**YOUR GOAL**
Write out the full set of records exactly. Any pictures in them do not belong in the copy.

**RECORD EXCERPTS**

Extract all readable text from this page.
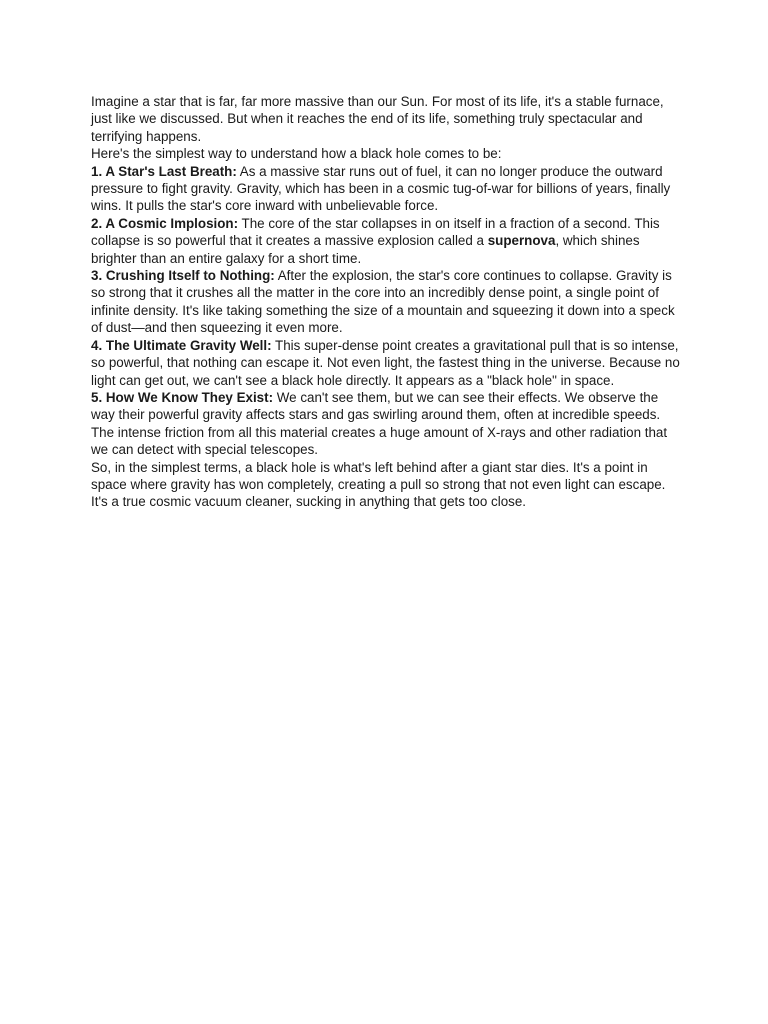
Imagine a star that is far, far more massive than our Sun. For most of its life, it's a stable furnace, just like we discussed. But when it reaches the end of its life, something truly spectacular and terrifying happens.

Here's the simplest way to understand how a black hole comes to be:

1. A Star's Last Breath: As a massive star runs out of fuel, it can no longer produce the outward pressure to fight gravity. Gravity, which has been in a cosmic tug-of-war for billions of years, finally wins. It pulls the star's core inward with unbelievable force.

2. A Cosmic Implosion: The core of the star collapses in on itself in a fraction of a second. This collapse is so powerful that it creates a massive explosion called a supernova, which shines brighter than an entire galaxy for a short time.

3. Crushing Itself to Nothing: After the explosion, the star's core continues to collapse. Gravity is so strong that it crushes all the matter in the core into an incredibly dense point, a single point of infinite density. It's like taking something the size of a mountain and squeezing it down into a speck of dust—and then squeezing it even more.

4. The Ultimate Gravity Well: This super-dense point creates a gravitational pull that is so intense, so powerful, that nothing can escape it. Not even light, the fastest thing in the universe. Because no light can get out, we can't see a black hole directly. It appears as a "black hole" in space.

5. How We Know They Exist: We can't see them, but we can see their effects. We observe the way their powerful gravity affects stars and gas swirling around them, often at incredible speeds. The intense friction from all this material creates a huge amount of X-rays and other radiation that we can detect with special telescopes.

So, in the simplest terms, a black hole is what's left behind after a giant star dies. It's a point in space where gravity has won completely, creating a pull so strong that not even light can escape. It's a true cosmic vacuum cleaner, sucking in anything that gets too close.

**EXERCISE SOLUTION**
Extract all readable text from this page.
Imagine a star that is far, far more massive than our Sun. For most of its life, it's a stable furnace, just like we discussed. But when it reaches the end of its life, something truly spectacular and terrifying happens.

Here's the simplest way to understand how a black hole comes to be:

1. A Star's Last Breath: As a massive star runs out of fuel, it can no longer produce the outward pressure to fight gravity. Gravity, which has been in a cosmic tug-of-war for billions of years, finally wins. It pulls the star's core inward with unbelievable force.

2. A Cosmic Implosion: The core of the star collapses in on itself in a fraction of a second. This collapse is so powerful that it creates a massive explosion called a supernova, which shines brighter than an entire galaxy for a short time.

3. Crushing Itself to Nothing: After the explosion, the star's core continues to collapse. Gravity is so strong that it crushes all the matter in the core into an incredibly dense point, a single point of infinite density. It's like taking something the size of a mountain and squeezing it down into a speck of dust—and then squeezing it even more.

4. The Ultimate Gravity Well: This super-dense point creates a gravitational pull that is so intense, so powerful, that nothing can escape it. Not even light, the fastest thing in the universe. Because no light can get out, we can't see a black hole directly. It appears as a "black hole" in space.

5. How We Know They Exist: We can't see them, but we can see their effects. We observe the way their powerful gravity affects stars and gas swirling around them, often at incredible speeds. The intense friction from all this material creates a huge amount of X-rays and other radiation that we can detect with special telescopes.

So, in the simplest terms, a black hole is what's left behind after a giant star dies. It's a point in space where gravity has won completely, creating a pull so strong that not even light can escape. It's a true cosmic vacuum cleaner, sucking in anything that gets too close.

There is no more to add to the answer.